> BRIEF
Transcribe the records below in full; pictures stay out of the copy.

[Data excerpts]
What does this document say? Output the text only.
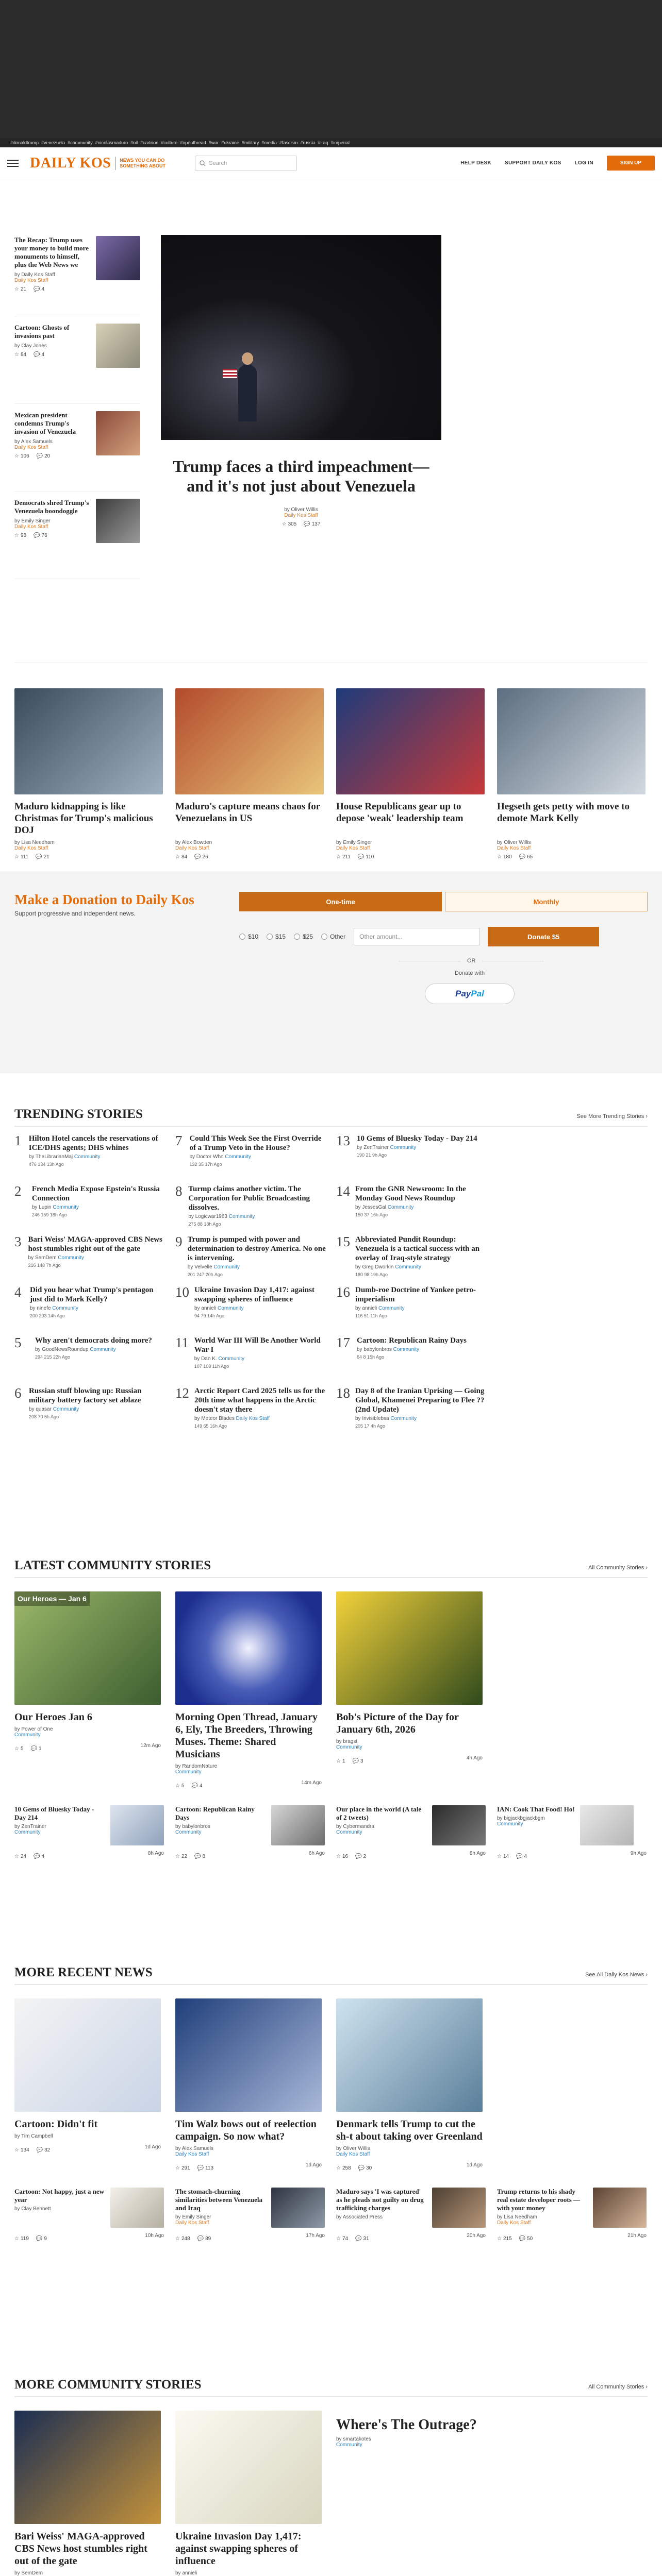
#donaldtrump #venezuela #community #nicolasmaduro #oil #cartoon #culture #openthread #war #ukraine #military #media #fascism #russia #iraq #imperial
DAILY KOS NEWS YOU CAN DO SOMETHING ABOUT	Search	HELP DESK	SUPPORT DAILY KOS	LOG IN	SIGN UP
The Recap: Trump uses your money to build more monuments to himself, plus the Web News we
by Daily Kos Staff
Daily Kos Staff
☆ 21 💬 4
Cartoon: Ghosts of invasions past
by Clay Jones
☆ 84 💬 4
Mexican president condemns Trump's invasion of Venezuela
by Alex Samuels
Daily Kos Staff
☆ 106 💬 20
Democrats shred Trump's Venezuela boondoggle
by Emily Singer
Daily Kos Staff
☆ 98 💬 76
Trump faces a third impeachment—and it's not just about Venezuela
by Oliver Willis
Daily Kos Staff
☆ 305 💬 137
Maduro kidnapping is like Christmas for Trump's malicious DOJ
by Lisa Needham
Daily Kos Staff
☆ 111 💬 21
Maduro's capture means chaos for Venezuelans in US
by Alex Bowden
Daily Kos Staff
☆ 84 💬 26
House Republicans gear up to depose 'weak' leadership team
by Emily Singer
Daily Kos Staff
☆ 211 💬 110
Hegseth gets petty with move to demote Mark Kelly
by Oliver Willis
Daily Kos Staff
☆ 180 💬 65
Make a Donation to Daily Kos

Support progressive and independent news.

One-time	Monthly
$10	$15	$25	Other	Other amount...	Donate $5
OR
Donate with
Pay Pal
TRENDING STORIES	See More Trending Stories ›
1 Hilton Hotel cancels the reservations of ICE/DHS agents; DHS whines
by TheLibrarianMaj Community
476 134 13h Ago
7 Could This Week See the First Override of a Trump Veto in the House?
by Doctor Who Community
132 35 17h Ago
13 10 Gems of Bluesky Today - Day 214
by ZenTrainer Community
190 21 9h Ago
2	French Media Expose Epstein's Russia Connection
by Lupin Community
246 159 18h Ago
8 Turmp claims another victim. The Corporation for Public Broadcasting dissolves.
by Logicwar1963 Community
275 88 18h Ago
14 From the GNR Newsroom: In the Monday Good News Roundup
by JessesGal Community
150 37 16h Ago
3 Bari Weiss' MAGA-approved CBS News host stumbles right out of the gate
by SemDem Community
216 148 7h Ago
9 Trump is pumped with power and determination to destroy America. No one is intervening.
by Velvelle Community
201 247 20h Ago
15 Abbreviated Pundit Roundup: Venezuela is a tactical success with an overlay of Iraq-style strategy
by Greg Dworkin Community
180 98 19h Ago
4	Did you hear what Trump's pentagon just did to Mark Kelly?
by ninefe Community
200 203 14h Ago
10 Ukraine Invasion Day 1,417: against swapping spheres of influence
by annieli Community
94 79 14h Ago
16 Dumb-roe Doctrine of Yankee petro-imperialism
by annieli Community
116 51 11h Ago
5	Why aren't democrats doing more?
by GoodNewsRoundup Community
294 215 22h Ago
11 World War III Will Be Another World War I
by Dan K. Community
107 108 11h Ago
17 Cartoon: Republican Rainy Days
by babylonbros Community
64 8 15h Ago
6 Russian stuff blowing up: Russian military battery factory set ablaze
by quasar Community
208 70 5h Ago
12 Arctic Report Card 2025 tells us for the 20th time what happens in the Arctic doesn't stay there
by Meteor Blades Daily Kos Staff
149 65 16h Ago
18 Day 8 of the Iranian Uprising — Going Global, Khamenei Preparing to Flee ?? (2nd Update)
by Invisiblebsa Community
205 17 4h Ago
LATEST COMMUNITY STORIES	All Community Stories ›
Our Heroes — Jan 6
Our Heroes Jan 6
by Power of One
Community
☆ 5 💬 1
12m Ago
Morning Open Thread, January 6, Ely, The Breeders, Throwing Muses. Theme: Shared Musicians
by RandomNature
Community
☆ 5 💬 4
14m Ago
Bob's Picture of the Day for January 6th, 2026
by bragst
Community
☆ 1 💬 3
4h Ago
10 Gems of Bluesky Today - Day 214
by ZenTrainer
Community
☆ 24 💬 4
8h Ago
Cartoon: Republican Rainy Days
by babylonbros
Community
☆ 22 💬 8
6h Ago
Our place in the world (A tale of 2 tweets)
by Cybermandra
Community
☆ 16 💬 2
8h Ago
IAN: Cook That Food! Ho!
by bigjackbgjackbgm
Community
☆ 14 💬 4
9h Ago
MORE RECENT NEWS	See All Daily Kos News ›
Cartoon: Didn't fit
by Tim Campbell
☆ 134 💬 32
1d Ago
Tim Walz bows out of reelection campaign. So now what?
by Alex Samuels
Daily Kos Staff
☆ 291 💬 113
1d Ago
Denmark tells Trump to cut the sh-t about taking over Greenland
by Oliver Willis
Daily Kos Staff
☆ 258 💬 30
1d Ago
Cartoon: Not happy, just a new year
by Clay Bennett

☆ 119 💬 9
10h Ago
The stomach-churning similarities between Venezuela and Iraq
by Emily Singer
Daily Kos Staff
☆ 248 💬 89
17h Ago
Maduro says 'I was captured' as he pleads not guilty on drug trafficking charges
by Associated Press

☆ 74 💬 31
20h Ago
Trump returns to his shady real estate developer roots — with your money
by Lisa Needham
Daily Kos Staff
☆ 215 💬 50
21h Ago
MORE COMMUNITY STORIES	All Community Stories ›
Bari Weiss' MAGA-approved CBS News host stumbles right out of the gate
by SemDem
Ukraine Invasion Day 1,417: against swapping spheres of influence
by annieli
Where's The Outrage?
by smartakotes
Community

> WORKED SOLUTION
What does this document say? Output the text only.
#donaldtrump #venezuela #community #nicolasmaduro #oil #cartoon #culture #openthread #war #ukraine #military #media #fascism #russia #iraq #imperial
DAILY KOS NEWS YOU CAN DO SOMETHING ABOUT	Search	HELP DESK	SUPPORT DAILY KOS	LOG IN	SIGN UP
The Recap: Trump uses your money to build more monuments to himself, plus the Web News we
by Daily Kos Staff
Daily Kos Staff
☆ 21 💬 4
Cartoon: Ghosts of invasions past
by Clay Jones
☆ 84 💬 4
Mexican president condemns Trump's invasion of Venezuela
by Alex Samuels
Daily Kos Staff
☆ 106 💬 20
Democrats shred Trump's Venezuela boondoggle
by Emily Singer
Daily Kos Staff
☆ 98 💬 76
Trump faces a third impeachment—and it's not just about Venezuela
by Oliver Willis
Daily Kos Staff
☆ 305 💬 137
Maduro kidnapping is like Christmas for Trump's malicious DOJ
by Lisa Needham
Daily Kos Staff
☆ 111 💬 21
Maduro's capture means chaos for Venezuelans in US
by Alex Bowden
Daily Kos Staff
☆ 84 💬 26
House Republicans gear up to depose 'weak' leadership team
by Emily Singer
Daily Kos Staff
☆ 211 💬 110
Hegseth gets petty with move to demote Mark Kelly
by Oliver Willis
Daily Kos Staff
☆ 180 💬 65
Make a Donation to Daily Kos

Support progressive and independent news.

One-time	Monthly
$10	$15	$25	Other	Other amount...	Donate $5
OR
Donate with
Pay Pal
TRENDING STORIES	See More Trending Stories ›
1 Hilton Hotel cancels the reservations of ICE/DHS agents; DHS whines
by TheLibrarianMaj Community
476 134 13h Ago
7 Could This Week See the First Override of a Trump Veto in the House?
by Doctor Who Community
132 35 17h Ago
13 10 Gems of Bluesky Today - Day 214
by ZenTrainer Community
190 21 9h Ago
2	French Media Expose Epstein's Russia Connection
by Lupin Community
246 159 18h Ago
8 Turmp claims another victim. The Corporation for Public Broadcasting dissolves.
by Logicwar1963 Community
275 88 18h Ago
14 From the GNR Newsroom: In the Monday Good News Roundup
by JessesGal Community
150 37 16h Ago
3 Bari Weiss' MAGA-approved CBS News host stumbles right out of the gate
by SemDem Community
216 148 7h Ago
9 Trump is pumped with power and determination to destroy America. No one is intervening.
by Velvelle Community
201 247 20h Ago
15 Abbreviated Pundit Roundup: Venezuela is a tactical success with an overlay of Iraq-style strategy
by Greg Dworkin Community
180 98 19h Ago
4	Did you hear what Trump's pentagon just did to Mark Kelly?
by ninefe Community
200 203 14h Ago
10 Ukraine Invasion Day 1,417: against swapping spheres of influence
by annieli Community
94 79 14h Ago
16 Dumb-roe Doctrine of Yankee petro-imperialism
by annieli Community
116 51 11h Ago
5	Why aren't democrats doing more?
by GoodNewsRoundup Community
294 215 22h Ago
11 World War III Will Be Another World War I
by Dan K. Community
107 108 11h Ago
17 Cartoon: Republican Rainy Days
by babylonbros Community
64 8 15h Ago
6 Russian stuff blowing up: Russian military battery factory set ablaze
by quasar Community
208 70 5h Ago
12 Arctic Report Card 2025 tells us for the 20th time what happens in the Arctic doesn't stay there
by Meteor Blades Daily Kos Staff
149 65 16h Ago
18 Day 8 of the Iranian Uprising — Going Global, Khamenei Preparing to Flee ?? (2nd Update)
by Invisiblebsa Community
205 17 4h Ago
LATEST COMMUNITY STORIES	All Community Stories ›
Our Heroes — Jan 6
Our Heroes Jan 6
by Power of One
Community
☆ 5 💬 1
12m Ago
Morning Open Thread, January 6, Ely, The Breeders, Throwing Muses. Theme: Shared Musicians
by RandomNature
Community
☆ 5 💬 4
14m Ago
Bob's Picture of the Day for January 6th, 2026
by bragst
Community
☆ 1 💬 3
4h Ago
10 Gems of Bluesky Today - Day 214
by ZenTrainer
Community
☆ 24 💬 4
8h Ago
Cartoon: Republican Rainy Days
by babylonbros
Community
☆ 22 💬 8
6h Ago
Our place in the world (A tale of 2 tweets)
by Cybermandra
Community
☆ 16 💬 2
8h Ago
IAN: Cook That Food! Ho!
by bigjackbgjackbgm
Community
☆ 14 💬 4
9h Ago
MORE RECENT NEWS	See All Daily Kos News ›
Cartoon: Didn't fit
by Tim Campbell
☆ 134 💬 32
1d Ago
Tim Walz bows out of reelection campaign. So now what?
by Alex Samuels
Daily Kos Staff
☆ 291 💬 113
1d Ago
Denmark tells Trump to cut the sh-t about taking over Greenland
by Oliver Willis
Daily Kos Staff
☆ 258 💬 30
1d Ago
Cartoon: Not happy, just a new year
by Clay Bennett

☆ 119 💬 9
10h Ago
The stomach-churning similarities between Venezuela and Iraq
by Emily Singer
Daily Kos Staff
☆ 248 💬 89
17h Ago
Maduro says 'I was captured' as he pleads not guilty on drug trafficking charges
by Associated Press

☆ 74 💬 31
20h Ago
Trump returns to his shady real estate developer roots — with your money
by Lisa Needham
Daily Kos Staff
☆ 215 💬 50
21h Ago
MORE COMMUNITY STORIES	All Community Stories ›
Bari Weiss' MAGA-approved CBS News host stumbles right out of the gate
by SemDem
Ukraine Invasion Day 1,417: against swapping spheres of influence
by annieli
Where's The Outrage?
by smartakotes
Community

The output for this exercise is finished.